TAREFAS A CUMPRIR:
1. Diga se cada afirmação a seguir está de acordo com o relato de viagem, respondendo sim ou não e citando as palavras do relato que decidem: (a) Em Rio dos Cedros, quem recebeu o grupo na prefeitura foi o prefeito. (b) Depois de uns 6 km de estrada, chegaram ao asfalto. (c) Em Benedito Novo, conseguiram a assinatura na bandeira.
2. Resuma o relato de viagem em duas frases.
3. Segundo o relato de viagem, quem é homenageado pela placa na praça em frente à prefeitura de Benedito Novo?

TRECHO CITADO:
Dia - 19/9/2011 Rio dos Cedros, Benedito Novo e Doutor Pedrinho.
Sai correndo de Pomerode por uns 3 km e depois segui pedalando até Rio dos Cedros. Ainda conseguimos encontrar a prefeitura aberta e fomos recebidos pelo Chefe de Gabinete Sr. Paulo Claudino do Santos Jr. Ele nos informou sobre o caminho de estrada de terra para Benedito Novo.

Resolvi tentar ir de bicicleta e mesmo com paralelepípedo na saída da cidade. A estrada depois ficou melhor e com poucas subidas, sendo possível pedalar, mesmo devagar. Depois de uns 6 km chegamos ao asfalto, que vai paralelo ao rio e aos poucos começamos a ver as marcas da chuva da semana passada.
Chegamos a Benedito Novo e vimos as marcas da água em várias casas. Na prefeitura não encontramos o prefeito, que estava ocupado com o deslize de uma serra grande e assim ficamos sem assinatura na nossa bandeira. Na frente da prefeitura vi um senhor varrendo a terra do meio da rua, sem cone algum para sinalizar o seu trabalho, e fui conversar com ele sobre a enchente. Então ele me mostrou a marca numa placa, na praça em frente à prefeitura, em homenagem a sete pessoas da cidade que haviam participado da segunda guerra mundial, que chegou a um metro.

MATERIAL FORNECIDO:
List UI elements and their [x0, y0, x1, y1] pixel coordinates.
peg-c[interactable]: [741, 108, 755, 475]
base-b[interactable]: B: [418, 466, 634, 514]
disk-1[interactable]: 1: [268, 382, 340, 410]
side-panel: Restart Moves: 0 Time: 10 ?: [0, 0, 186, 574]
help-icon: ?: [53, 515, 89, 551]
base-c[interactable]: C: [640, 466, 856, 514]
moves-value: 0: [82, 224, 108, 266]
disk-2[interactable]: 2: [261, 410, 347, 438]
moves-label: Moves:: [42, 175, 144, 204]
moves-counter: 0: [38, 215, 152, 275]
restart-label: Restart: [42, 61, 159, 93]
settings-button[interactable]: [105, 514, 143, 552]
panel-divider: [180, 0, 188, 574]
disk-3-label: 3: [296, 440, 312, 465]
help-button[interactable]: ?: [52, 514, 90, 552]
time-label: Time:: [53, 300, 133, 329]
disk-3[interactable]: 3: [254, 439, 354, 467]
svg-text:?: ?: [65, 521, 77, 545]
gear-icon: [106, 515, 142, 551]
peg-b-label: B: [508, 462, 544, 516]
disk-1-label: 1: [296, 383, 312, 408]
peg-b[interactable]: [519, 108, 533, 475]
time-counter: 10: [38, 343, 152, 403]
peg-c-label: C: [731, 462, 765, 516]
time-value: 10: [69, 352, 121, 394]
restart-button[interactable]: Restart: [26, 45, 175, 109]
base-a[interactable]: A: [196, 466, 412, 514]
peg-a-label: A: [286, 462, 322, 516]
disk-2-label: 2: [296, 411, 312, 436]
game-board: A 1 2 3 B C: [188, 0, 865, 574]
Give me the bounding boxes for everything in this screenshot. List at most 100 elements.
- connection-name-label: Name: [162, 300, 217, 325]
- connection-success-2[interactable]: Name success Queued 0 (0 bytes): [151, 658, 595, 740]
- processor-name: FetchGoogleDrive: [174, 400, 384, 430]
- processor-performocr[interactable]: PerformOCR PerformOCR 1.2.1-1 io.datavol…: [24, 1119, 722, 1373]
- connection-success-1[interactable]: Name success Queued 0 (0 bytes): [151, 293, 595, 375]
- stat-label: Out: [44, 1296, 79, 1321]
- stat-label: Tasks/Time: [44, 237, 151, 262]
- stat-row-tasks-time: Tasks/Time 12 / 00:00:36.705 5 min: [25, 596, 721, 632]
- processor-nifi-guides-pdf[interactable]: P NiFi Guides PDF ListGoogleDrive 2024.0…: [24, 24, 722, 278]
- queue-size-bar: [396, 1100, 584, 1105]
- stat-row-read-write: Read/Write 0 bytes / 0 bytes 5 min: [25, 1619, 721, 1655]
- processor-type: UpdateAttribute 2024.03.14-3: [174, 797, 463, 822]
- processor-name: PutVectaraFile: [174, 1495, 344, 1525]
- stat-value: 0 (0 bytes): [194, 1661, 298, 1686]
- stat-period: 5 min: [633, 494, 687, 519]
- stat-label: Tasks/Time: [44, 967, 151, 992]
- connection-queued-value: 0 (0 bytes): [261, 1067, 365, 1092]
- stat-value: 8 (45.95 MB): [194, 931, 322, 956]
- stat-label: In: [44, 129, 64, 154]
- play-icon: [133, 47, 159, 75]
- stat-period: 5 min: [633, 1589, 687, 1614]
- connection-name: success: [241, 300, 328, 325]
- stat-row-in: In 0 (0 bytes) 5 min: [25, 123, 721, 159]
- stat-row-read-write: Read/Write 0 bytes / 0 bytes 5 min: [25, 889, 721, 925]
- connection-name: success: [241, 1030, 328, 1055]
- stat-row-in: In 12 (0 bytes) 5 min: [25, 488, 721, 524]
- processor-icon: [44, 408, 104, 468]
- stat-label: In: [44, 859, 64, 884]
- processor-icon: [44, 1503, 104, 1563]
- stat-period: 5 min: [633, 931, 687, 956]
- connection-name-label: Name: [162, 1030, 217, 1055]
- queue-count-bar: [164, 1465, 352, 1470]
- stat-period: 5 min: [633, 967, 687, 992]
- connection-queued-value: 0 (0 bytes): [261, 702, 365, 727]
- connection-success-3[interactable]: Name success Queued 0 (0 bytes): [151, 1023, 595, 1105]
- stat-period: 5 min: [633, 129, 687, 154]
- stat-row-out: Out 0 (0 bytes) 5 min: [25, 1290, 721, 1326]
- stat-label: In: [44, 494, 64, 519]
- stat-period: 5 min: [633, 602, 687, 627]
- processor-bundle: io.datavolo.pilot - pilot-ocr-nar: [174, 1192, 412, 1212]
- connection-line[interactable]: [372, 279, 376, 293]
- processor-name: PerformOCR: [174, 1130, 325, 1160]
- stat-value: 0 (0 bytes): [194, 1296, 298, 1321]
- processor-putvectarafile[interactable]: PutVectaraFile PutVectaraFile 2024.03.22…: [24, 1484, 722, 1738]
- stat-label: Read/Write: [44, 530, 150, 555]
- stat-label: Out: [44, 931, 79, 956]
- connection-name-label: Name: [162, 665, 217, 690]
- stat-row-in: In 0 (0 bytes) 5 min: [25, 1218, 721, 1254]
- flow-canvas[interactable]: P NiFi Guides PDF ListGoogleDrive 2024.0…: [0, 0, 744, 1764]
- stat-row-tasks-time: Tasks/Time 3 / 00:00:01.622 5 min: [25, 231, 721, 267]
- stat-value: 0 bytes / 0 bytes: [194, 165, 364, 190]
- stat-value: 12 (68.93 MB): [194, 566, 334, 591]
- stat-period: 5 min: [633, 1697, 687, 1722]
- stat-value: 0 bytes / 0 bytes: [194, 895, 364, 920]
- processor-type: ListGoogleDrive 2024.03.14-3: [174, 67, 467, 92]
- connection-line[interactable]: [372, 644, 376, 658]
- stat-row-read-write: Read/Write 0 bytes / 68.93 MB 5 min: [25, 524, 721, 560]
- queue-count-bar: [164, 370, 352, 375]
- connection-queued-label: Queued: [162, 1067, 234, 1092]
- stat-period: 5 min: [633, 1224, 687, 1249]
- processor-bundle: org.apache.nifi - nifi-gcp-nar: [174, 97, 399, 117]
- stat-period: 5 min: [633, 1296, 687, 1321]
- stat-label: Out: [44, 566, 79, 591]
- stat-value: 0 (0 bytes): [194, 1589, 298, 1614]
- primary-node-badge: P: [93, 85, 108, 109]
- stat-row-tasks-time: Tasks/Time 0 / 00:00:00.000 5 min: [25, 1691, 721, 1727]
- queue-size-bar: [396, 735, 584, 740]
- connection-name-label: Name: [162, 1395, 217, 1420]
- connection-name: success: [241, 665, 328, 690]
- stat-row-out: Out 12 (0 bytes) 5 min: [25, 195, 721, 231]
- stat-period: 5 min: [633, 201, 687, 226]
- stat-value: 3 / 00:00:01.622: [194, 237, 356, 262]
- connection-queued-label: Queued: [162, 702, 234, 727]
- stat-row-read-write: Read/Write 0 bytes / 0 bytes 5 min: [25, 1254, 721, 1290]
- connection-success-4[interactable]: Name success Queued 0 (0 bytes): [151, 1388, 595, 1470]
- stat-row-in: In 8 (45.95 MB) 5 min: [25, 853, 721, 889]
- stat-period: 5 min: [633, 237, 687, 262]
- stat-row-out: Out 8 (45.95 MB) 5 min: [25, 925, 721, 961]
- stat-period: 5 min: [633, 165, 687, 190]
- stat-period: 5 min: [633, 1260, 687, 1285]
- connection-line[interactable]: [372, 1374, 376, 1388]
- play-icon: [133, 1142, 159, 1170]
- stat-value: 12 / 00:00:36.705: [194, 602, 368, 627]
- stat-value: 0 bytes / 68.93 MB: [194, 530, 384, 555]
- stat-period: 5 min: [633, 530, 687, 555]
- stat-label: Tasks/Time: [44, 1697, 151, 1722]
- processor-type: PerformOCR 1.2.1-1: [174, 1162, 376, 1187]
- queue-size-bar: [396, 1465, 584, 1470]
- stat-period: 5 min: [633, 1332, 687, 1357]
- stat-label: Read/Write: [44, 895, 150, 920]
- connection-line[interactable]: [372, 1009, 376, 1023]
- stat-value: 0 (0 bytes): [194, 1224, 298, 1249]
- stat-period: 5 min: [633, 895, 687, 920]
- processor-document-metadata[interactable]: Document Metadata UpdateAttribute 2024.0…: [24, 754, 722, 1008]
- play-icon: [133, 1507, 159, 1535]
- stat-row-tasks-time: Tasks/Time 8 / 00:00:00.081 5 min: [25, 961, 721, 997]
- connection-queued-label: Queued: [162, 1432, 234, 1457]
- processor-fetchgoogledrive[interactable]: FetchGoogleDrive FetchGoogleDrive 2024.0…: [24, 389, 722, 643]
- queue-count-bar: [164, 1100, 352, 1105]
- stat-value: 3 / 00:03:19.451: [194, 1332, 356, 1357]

RESPOSTAS POR TAREFA:
1.
(a) Não: "fomos recebidos pelo Chefe de Gabinete Sr. Paulo Claudino do Santos Jr."
(b) Sim: "Depois de uns 6 km chegamos ao asfalto"
(c) Não: "ficamos sem assinatura na nossa bandeira"

2. O relato descreve a saída de Pomerode, primeiro correndo e depois pedalando, até Rio dos Cedros, onde a prefeitura deu informações sobre a estrada de terra para Benedito Novo, e o trajeto seguiu depois por asfalto, ao longo do rio, com marcas da chuva da semana anterior. Em Benedito Novo, o prefeito estava ocupado com o deslize de uma serra, e um senhor que varria a rua mostrou, numa placa da praça, que a enchente chegou a um metro.

3. Sete pessoas da cidade que participaram da segunda guerra mundial.